___ Records for this exercise

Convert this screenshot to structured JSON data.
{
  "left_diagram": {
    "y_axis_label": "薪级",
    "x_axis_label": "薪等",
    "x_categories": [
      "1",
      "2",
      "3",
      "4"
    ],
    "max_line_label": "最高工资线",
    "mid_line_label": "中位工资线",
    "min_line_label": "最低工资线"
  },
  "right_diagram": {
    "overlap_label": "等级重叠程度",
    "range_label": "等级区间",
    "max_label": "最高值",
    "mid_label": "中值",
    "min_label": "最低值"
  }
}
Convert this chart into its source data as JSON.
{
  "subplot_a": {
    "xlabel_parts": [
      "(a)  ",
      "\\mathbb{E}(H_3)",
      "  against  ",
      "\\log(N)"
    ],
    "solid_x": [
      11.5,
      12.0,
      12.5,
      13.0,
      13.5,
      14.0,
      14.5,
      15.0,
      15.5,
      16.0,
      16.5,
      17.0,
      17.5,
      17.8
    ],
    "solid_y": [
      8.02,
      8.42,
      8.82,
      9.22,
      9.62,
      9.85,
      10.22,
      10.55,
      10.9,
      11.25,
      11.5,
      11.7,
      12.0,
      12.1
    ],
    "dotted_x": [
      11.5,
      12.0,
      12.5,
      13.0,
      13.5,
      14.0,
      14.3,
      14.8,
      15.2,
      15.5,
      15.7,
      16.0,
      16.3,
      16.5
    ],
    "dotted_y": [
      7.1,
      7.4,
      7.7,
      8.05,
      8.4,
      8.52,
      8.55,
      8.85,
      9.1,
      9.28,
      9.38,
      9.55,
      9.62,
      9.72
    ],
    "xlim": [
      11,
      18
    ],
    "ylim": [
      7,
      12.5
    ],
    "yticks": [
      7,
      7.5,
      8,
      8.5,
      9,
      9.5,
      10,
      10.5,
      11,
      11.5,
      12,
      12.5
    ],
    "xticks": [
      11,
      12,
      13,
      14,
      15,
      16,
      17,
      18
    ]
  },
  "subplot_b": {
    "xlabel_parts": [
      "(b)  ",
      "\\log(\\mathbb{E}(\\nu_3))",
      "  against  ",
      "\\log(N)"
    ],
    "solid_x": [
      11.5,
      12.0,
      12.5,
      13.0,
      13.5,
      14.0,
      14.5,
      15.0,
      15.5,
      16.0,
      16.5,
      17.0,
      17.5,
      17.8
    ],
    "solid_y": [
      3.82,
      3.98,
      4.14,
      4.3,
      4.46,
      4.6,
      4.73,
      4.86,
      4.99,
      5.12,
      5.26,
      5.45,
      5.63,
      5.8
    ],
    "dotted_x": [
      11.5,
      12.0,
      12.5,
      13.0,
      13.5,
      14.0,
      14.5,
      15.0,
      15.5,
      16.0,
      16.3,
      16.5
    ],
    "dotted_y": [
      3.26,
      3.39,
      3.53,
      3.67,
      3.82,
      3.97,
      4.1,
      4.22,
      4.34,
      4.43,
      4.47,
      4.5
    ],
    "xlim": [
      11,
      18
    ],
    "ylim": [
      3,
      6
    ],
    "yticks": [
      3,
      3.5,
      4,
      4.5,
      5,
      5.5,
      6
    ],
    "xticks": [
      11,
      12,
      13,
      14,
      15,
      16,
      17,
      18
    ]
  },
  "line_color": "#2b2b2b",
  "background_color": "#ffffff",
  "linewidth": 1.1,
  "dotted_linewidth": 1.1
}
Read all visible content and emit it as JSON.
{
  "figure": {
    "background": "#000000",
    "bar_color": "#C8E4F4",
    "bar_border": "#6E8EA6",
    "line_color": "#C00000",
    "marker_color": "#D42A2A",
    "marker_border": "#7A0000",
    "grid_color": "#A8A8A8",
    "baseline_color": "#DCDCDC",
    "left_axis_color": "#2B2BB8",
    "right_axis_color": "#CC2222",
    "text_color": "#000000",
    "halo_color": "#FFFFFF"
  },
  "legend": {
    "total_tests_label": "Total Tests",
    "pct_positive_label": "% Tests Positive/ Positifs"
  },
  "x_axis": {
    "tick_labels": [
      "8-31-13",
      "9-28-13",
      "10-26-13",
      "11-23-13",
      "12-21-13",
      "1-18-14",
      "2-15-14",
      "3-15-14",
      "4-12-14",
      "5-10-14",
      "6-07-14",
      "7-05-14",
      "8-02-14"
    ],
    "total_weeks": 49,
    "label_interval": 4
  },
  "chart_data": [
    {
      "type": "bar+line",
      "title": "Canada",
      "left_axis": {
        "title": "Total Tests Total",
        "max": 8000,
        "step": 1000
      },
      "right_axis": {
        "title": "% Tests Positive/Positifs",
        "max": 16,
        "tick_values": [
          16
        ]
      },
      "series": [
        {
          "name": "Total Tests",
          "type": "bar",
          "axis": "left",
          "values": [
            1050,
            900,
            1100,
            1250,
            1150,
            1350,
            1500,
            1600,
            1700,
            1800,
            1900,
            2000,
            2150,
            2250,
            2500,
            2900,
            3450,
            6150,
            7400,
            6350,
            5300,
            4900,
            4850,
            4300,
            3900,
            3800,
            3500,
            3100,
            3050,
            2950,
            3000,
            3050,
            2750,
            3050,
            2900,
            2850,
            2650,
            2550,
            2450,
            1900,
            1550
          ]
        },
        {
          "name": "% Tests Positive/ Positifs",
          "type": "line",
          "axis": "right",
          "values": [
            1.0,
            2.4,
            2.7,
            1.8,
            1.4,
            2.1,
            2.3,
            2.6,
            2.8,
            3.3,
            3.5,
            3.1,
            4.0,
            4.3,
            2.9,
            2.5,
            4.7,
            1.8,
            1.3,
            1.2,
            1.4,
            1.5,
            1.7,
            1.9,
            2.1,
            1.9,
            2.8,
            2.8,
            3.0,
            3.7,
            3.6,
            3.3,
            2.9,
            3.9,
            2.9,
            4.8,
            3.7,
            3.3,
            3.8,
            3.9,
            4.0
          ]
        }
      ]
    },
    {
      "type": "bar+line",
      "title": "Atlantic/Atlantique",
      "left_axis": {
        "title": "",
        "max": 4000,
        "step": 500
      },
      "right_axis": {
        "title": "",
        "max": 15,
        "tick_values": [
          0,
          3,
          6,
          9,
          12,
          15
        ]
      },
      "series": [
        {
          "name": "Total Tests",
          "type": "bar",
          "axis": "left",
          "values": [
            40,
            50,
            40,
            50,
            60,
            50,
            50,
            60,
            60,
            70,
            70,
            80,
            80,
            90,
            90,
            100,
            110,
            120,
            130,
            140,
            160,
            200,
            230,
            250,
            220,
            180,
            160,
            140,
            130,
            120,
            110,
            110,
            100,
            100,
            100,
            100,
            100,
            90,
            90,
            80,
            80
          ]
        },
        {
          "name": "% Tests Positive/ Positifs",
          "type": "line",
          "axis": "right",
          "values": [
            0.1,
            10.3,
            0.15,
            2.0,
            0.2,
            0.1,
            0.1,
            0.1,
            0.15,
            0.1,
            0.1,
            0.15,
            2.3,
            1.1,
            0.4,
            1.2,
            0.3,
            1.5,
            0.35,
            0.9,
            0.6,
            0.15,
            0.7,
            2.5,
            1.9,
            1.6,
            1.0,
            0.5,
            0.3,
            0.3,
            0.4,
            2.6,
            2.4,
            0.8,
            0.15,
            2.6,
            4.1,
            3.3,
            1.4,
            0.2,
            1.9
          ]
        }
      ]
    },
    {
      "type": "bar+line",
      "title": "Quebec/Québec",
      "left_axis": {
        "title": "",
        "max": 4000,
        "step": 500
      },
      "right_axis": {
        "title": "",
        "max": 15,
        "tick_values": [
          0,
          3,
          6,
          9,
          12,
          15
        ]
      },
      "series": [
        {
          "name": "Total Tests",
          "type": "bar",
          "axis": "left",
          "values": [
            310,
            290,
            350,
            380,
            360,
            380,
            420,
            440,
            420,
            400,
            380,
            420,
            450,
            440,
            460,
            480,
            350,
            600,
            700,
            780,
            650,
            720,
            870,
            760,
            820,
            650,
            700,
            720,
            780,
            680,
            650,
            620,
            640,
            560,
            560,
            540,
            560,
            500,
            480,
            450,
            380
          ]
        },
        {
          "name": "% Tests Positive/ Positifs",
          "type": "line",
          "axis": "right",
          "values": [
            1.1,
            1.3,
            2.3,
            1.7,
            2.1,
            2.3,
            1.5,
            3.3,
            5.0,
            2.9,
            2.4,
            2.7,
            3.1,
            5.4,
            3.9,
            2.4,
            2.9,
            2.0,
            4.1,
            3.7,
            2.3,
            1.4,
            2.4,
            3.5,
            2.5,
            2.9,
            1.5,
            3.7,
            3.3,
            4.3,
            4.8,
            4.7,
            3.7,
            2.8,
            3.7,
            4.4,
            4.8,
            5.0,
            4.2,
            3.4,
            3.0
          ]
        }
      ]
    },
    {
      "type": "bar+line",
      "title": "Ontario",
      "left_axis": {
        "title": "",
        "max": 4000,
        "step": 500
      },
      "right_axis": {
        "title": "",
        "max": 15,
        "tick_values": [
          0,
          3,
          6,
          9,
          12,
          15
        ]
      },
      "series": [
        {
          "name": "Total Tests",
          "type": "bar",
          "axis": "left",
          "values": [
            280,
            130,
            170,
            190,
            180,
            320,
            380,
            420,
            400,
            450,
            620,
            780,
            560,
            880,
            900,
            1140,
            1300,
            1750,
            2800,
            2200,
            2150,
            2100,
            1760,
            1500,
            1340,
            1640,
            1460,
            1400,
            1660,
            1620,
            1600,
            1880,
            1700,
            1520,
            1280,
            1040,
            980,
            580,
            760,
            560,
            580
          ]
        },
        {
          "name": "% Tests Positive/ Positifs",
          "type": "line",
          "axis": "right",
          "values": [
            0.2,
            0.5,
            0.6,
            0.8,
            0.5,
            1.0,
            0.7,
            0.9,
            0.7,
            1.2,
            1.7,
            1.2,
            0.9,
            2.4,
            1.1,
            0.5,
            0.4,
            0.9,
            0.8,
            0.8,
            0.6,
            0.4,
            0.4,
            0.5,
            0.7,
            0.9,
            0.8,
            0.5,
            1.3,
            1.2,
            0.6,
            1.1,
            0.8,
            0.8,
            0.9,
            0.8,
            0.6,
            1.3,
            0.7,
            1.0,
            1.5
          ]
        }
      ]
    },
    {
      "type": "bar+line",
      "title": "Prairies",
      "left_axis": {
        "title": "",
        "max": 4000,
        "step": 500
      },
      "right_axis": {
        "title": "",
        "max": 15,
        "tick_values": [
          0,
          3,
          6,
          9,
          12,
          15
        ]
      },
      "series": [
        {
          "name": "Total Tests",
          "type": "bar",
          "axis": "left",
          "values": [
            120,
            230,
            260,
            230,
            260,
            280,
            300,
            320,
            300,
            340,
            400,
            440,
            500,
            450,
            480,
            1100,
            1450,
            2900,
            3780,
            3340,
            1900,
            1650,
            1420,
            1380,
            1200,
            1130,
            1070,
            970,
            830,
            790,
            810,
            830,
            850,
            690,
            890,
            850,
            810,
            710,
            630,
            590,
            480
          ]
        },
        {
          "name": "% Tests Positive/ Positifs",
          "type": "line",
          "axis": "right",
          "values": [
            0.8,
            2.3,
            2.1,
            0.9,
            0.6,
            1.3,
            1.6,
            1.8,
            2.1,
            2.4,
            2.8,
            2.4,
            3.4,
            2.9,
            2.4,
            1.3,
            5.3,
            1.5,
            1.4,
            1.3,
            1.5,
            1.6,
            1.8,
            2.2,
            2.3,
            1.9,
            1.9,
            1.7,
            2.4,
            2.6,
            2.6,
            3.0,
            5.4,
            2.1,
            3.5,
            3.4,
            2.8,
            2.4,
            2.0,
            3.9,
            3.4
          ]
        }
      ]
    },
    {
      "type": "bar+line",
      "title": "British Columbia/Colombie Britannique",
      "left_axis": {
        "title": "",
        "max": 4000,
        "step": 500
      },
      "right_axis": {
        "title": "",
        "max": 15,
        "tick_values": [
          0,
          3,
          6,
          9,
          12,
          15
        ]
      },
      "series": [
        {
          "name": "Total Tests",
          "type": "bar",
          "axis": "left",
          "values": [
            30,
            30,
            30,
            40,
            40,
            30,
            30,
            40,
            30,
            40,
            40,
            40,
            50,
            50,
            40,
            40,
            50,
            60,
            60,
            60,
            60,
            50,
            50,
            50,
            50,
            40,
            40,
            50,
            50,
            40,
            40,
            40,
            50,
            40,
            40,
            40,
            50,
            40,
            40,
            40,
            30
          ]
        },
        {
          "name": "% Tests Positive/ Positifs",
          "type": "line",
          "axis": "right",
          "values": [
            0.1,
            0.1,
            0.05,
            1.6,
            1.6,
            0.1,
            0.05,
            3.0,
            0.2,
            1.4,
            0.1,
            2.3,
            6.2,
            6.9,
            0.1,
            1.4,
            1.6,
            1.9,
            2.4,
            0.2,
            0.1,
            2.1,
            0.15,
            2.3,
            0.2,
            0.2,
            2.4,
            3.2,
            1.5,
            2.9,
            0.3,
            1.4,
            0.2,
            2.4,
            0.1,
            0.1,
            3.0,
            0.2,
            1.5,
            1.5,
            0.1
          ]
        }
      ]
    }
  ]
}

______

▶ [Given request] Check each line of the entries above for the word "Convert". List the ones that have it.

▶ [Exercise answer]
Convert this screenshot to structured JSON data.
Convert this chart into its source data as JSON.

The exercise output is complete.